Find and copy lines holding "Antragstellers".

* START Data to process *

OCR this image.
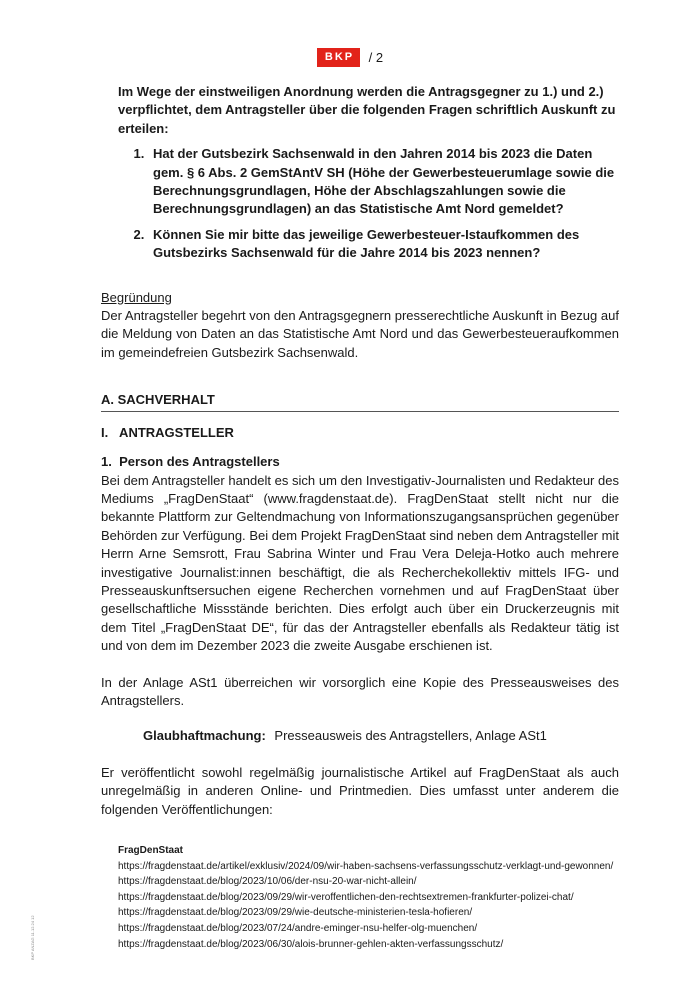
BKP / 2
Im Wege der einstweiligen Anordnung werden die Antragsgegner zu 1.) und 2.) verpflichtet, dem Antragsteller über die folgenden Fragen schriftlich Auskunft zu erteilen:
1. Hat der Gutsbezirk Sachsenwald in den Jahren 2014 bis 2023 die Daten gem. § 6 Abs. 2 GemStAntV SH (Höhe der Gewerbesteuerumlage sowie die Berechnungsgrundlagen, Höhe der Abschlagszahlungen sowie die Berechnungsgrundlagen) an das Statistische Amt Nord gemeldet?
2. Können Sie mir bitte das jeweilige Gewerbesteuer-Istaufkommen des Gutsbezirks Sachsenwald für die Jahre 2014 bis 2023 nennen?
Begründung
Der Antragsteller begehrt von den Antragsgegnern presserechtliche Auskunft in Bezug auf die Meldung von Daten an das Statistische Amt Nord und das Gewerbesteueraufkommen im gemeindefreien Gutsbezirk Sachsenwald.
A. SACHVERHALT
I.   ANTRAGSTELLER
1.  Person des Antragstellers
Bei dem Antragsteller handelt es sich um den Investigativ-Journalisten und Redakteur des Mediums „FragDenStaat“ (www.fragdenstaat.de). FragDenStaat stellt nicht nur die bekannte Plattform zur Geltendmachung von Informationszugangsansprüchen gegenüber Behörden zur Verfügung. Bei dem Projekt FragDenStaat sind neben dem Antragsteller mit Herrn Arne Semsrott, Frau Sabrina Winter und Frau Vera Deleja-Hotko auch mehrere investigative Journalist:innen beschäftigt, die als Recherchekollektiv mittels IFG- und Presseauskunftsersuchen eigene Recherchen vornehmen und auf FragDenStaat über gesellschaftliche Missstände berichten. Dies erfolgt auch über ein Druckerzeugnis mit dem Titel „FragDenStaat DE“, für das der Antragsteller ebenfalls als Redakteur tätig ist und von dem im Dezember 2023 die zweite Ausgabe erschienen ist.
In der Anlage ASt1 überreichen wir vorsorglich eine Kopie des Presseausweises des Antragstellers.
Glaubhaftmachung: Presseausweis des Antragstellers, Anlage ASt1
Er veröffentlicht sowohl regelmäßig journalistische Artikel auf FragDenStaat als auch unregelmäßig in anderen Online- und Printmedien. Dies umfasst unter anderem die folgenden Veröffentlichungen:
FragDenStaat
https://fragdenstaat.de/artikel/exklusiv/2024/09/wir-haben-sachsens-verfassungsschutz-verklagt-und-gewonnen/
https://fragdenstaat.de/blog/2023/10/06/der-nsu-20-war-nicht-allein/
https://fragdenstaat.de/blog/2023/09/29/wir-veroffentlichen-den-rechtsextremen-frankfurter-polizei-chat/
https://fragdenstaat.de/blog/2023/09/29/wie-deutsche-ministerien-tesla-hofieren/
https://fragdenstaat.de/blog/2023/07/24/andre-eminger-nsu-helfer-olg-muenchen/
https://fragdenstaat.de/blog/2023/06/30/alois-brunner-gehlen-akten-verfassungsschutz/
BKP ANZAG 11.12.24 12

* END Data to process *

▸ Output of the exercise
1.  Person des Antragstellers
In der Anlage ASt1 überreichen wir vorsorglich eine Kopie des Presseausweises des Antragstellers.
Glaubhaftmachung: Presseausweis des Antragstellers, Anlage ASt1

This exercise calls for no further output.